====== EXERCISE MATERIAL
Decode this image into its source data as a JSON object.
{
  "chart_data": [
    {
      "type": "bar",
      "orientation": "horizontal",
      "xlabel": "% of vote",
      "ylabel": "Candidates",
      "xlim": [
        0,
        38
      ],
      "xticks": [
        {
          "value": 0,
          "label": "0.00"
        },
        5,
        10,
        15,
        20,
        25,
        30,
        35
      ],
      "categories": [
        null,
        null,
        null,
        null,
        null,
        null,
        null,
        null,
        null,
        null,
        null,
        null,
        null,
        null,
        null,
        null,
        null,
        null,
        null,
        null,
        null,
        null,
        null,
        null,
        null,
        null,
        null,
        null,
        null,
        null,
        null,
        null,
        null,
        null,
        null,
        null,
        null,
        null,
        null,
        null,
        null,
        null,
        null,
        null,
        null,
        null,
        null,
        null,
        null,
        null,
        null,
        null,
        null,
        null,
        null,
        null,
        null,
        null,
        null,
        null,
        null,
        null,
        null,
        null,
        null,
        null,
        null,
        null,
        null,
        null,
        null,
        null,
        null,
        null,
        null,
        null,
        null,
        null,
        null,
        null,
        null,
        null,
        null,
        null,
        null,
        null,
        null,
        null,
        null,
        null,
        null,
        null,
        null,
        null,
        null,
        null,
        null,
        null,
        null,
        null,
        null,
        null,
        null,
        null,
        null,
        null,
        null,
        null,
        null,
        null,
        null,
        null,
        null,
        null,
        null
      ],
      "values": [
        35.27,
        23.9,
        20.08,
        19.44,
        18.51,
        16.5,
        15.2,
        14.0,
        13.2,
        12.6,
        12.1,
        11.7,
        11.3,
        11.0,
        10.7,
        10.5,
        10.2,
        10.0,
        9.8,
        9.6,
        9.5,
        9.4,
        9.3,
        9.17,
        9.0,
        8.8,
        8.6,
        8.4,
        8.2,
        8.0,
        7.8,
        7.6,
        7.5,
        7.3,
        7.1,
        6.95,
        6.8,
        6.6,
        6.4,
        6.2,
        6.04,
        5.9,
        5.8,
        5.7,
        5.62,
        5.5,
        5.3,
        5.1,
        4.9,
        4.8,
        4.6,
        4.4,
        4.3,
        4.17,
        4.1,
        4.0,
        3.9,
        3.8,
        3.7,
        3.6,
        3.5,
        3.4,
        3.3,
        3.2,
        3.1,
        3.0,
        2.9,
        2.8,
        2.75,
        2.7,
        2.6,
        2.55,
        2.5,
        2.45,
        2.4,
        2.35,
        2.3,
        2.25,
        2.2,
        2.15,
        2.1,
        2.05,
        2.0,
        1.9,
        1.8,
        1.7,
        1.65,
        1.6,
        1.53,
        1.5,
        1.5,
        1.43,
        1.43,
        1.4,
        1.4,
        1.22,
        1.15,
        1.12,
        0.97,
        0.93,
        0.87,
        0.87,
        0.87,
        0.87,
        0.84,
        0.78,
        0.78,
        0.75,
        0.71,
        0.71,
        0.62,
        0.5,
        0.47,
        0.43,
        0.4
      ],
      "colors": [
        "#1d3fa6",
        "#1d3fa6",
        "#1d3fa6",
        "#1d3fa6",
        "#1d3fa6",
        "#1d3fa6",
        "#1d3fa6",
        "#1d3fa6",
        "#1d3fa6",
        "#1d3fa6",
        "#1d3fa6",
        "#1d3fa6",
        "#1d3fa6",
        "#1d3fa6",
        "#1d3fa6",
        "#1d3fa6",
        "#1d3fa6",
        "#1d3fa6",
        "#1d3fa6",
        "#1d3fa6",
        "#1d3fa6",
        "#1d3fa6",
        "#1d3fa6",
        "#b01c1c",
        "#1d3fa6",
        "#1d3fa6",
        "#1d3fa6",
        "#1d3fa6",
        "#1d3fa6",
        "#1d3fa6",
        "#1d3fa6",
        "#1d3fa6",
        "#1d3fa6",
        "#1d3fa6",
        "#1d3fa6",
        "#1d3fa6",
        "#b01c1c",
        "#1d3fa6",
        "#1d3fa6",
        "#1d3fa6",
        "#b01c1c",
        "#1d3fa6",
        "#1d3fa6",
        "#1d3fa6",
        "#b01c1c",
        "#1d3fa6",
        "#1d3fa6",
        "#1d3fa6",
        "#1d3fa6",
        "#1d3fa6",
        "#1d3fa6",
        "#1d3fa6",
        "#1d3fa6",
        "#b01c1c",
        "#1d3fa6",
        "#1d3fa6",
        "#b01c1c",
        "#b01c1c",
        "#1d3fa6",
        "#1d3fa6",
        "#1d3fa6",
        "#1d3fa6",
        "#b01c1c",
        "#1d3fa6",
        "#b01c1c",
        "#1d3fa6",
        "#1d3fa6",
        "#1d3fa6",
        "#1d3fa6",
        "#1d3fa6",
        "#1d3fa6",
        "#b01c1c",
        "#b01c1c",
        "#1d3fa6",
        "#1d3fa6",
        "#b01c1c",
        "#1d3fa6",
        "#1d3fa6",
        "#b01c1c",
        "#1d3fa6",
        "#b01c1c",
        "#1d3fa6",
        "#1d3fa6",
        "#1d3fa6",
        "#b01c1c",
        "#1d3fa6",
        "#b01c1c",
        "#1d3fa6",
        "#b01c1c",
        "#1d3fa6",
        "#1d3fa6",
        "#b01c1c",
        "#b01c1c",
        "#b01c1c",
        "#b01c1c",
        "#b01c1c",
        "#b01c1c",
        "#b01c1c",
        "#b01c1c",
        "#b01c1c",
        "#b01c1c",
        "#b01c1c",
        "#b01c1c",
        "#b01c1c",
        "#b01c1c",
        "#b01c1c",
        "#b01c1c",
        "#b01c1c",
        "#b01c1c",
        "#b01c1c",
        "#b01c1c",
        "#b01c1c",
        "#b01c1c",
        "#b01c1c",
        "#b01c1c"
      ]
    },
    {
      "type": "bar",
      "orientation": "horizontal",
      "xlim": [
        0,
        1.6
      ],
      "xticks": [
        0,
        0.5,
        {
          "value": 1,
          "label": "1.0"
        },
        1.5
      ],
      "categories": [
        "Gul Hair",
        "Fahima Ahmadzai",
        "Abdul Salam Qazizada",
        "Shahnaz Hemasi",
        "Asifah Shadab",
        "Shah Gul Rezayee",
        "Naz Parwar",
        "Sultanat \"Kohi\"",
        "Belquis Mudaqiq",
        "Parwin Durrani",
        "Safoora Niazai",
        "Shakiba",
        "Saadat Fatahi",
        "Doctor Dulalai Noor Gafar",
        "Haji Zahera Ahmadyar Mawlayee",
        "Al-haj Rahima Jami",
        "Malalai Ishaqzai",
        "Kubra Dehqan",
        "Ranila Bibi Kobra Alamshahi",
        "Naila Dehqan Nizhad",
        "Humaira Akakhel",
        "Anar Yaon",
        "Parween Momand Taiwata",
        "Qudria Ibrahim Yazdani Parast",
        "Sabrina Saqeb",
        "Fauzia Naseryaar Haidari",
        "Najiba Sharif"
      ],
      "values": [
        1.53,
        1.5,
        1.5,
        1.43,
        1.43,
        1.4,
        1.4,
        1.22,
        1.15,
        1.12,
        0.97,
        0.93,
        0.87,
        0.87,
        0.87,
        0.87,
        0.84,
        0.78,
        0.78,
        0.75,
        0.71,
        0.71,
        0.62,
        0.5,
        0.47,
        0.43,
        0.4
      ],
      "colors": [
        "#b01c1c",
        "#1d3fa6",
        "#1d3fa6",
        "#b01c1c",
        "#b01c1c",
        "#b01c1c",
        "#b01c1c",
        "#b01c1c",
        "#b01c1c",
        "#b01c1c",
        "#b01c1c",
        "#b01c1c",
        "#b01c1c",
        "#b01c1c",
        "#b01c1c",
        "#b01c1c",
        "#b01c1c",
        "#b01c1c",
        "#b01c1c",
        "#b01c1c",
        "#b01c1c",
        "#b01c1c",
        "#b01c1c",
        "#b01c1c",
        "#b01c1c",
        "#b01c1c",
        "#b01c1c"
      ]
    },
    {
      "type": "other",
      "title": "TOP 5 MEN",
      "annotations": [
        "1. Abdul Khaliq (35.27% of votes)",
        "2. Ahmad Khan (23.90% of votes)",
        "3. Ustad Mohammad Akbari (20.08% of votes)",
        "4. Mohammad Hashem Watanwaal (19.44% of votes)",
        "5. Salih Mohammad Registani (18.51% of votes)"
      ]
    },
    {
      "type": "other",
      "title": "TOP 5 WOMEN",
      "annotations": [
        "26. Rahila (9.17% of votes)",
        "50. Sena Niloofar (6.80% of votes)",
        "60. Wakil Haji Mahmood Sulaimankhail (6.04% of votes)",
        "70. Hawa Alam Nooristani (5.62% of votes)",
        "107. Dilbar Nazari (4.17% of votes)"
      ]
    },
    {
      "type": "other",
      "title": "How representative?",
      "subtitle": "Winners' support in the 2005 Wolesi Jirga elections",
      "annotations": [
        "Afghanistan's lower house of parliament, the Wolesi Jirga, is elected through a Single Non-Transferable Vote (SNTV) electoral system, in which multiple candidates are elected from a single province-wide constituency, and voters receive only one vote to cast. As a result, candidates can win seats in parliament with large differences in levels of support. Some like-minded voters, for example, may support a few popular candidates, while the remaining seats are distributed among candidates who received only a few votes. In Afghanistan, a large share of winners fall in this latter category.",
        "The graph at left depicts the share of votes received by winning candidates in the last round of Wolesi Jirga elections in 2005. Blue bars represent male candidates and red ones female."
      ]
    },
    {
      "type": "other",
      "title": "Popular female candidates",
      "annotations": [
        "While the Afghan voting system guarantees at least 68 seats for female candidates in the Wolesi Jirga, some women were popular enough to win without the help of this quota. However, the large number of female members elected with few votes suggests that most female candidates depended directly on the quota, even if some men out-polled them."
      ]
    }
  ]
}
============
List each line holding the string "Haji".

RESULT OF THE EXERCISE —
        "Haji Zahera Ahmadyar Mawlayee",
        "60. Wakil Haji Mahmood Sulaimankhail (6.04% of votes)",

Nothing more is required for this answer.